◆ AIM ◆
Every line from the one with "Give me a plain-text" to the end of the data needs to be copied exactly, and no line before it.

◆ WORKING DATA ◆

◇ ◇ ◇

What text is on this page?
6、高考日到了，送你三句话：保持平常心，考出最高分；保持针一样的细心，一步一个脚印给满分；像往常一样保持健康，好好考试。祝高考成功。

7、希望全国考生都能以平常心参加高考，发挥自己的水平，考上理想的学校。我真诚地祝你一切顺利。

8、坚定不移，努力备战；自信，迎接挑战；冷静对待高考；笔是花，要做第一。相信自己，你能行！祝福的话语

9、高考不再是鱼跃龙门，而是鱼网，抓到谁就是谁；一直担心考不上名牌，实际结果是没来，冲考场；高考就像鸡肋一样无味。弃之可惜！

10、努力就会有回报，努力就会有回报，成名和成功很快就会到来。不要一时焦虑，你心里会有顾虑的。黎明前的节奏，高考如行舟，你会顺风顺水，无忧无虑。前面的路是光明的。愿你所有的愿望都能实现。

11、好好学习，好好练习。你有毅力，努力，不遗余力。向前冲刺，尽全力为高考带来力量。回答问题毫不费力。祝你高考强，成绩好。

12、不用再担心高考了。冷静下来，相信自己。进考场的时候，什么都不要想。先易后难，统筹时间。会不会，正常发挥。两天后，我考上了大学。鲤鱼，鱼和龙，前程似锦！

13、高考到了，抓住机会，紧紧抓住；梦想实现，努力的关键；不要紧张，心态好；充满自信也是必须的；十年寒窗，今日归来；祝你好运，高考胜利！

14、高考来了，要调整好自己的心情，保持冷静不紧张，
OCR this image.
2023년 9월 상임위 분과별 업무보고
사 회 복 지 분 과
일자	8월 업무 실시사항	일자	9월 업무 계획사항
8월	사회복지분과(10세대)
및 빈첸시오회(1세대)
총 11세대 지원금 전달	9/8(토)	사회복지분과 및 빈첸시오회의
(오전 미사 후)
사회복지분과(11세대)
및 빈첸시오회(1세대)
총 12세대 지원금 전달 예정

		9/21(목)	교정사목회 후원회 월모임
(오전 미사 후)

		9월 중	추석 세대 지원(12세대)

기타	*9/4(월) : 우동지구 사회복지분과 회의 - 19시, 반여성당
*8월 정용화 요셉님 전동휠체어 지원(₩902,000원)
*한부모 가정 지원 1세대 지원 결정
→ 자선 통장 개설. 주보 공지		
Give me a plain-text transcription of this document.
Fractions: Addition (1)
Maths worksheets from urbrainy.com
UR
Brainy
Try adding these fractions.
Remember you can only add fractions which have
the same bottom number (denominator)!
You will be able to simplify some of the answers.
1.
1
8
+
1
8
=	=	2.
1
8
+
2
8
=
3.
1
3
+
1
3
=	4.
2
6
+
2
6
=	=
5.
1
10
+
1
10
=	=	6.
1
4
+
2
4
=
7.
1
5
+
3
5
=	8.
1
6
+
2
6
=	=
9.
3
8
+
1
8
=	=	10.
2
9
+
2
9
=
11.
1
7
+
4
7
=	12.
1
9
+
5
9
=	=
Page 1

◇ ◇ ◇

◆ RESPONSE TO THIS TASK ◆
Give me a plain-text transcription of this document.
Fractions: Addition (1)
Maths worksheets from urbrainy.com
UR
Brainy
Try adding these fractions.
Remember you can only add fractions which have
the same bottom number (denominator)!
You will be able to simplify some of the answers.
1.
1
8
+
1
8
=	=	2.
1
8
+
2
8
=
3.
1
3
+
1
3
=	4.
2
6
+
2
6
=	=
5.
1
10
+
1
10
=	=	6.
1
4
+
2
4
=
7.
1
5
+
3
5
=	8.
1
6
+
2
6
=	=
9.
3
8
+
1
8
=	=	10.
2
9
+
2
9
=
11.
1
7
+
4
7
=	12.
1
9
+
5
9
=	=
Page 1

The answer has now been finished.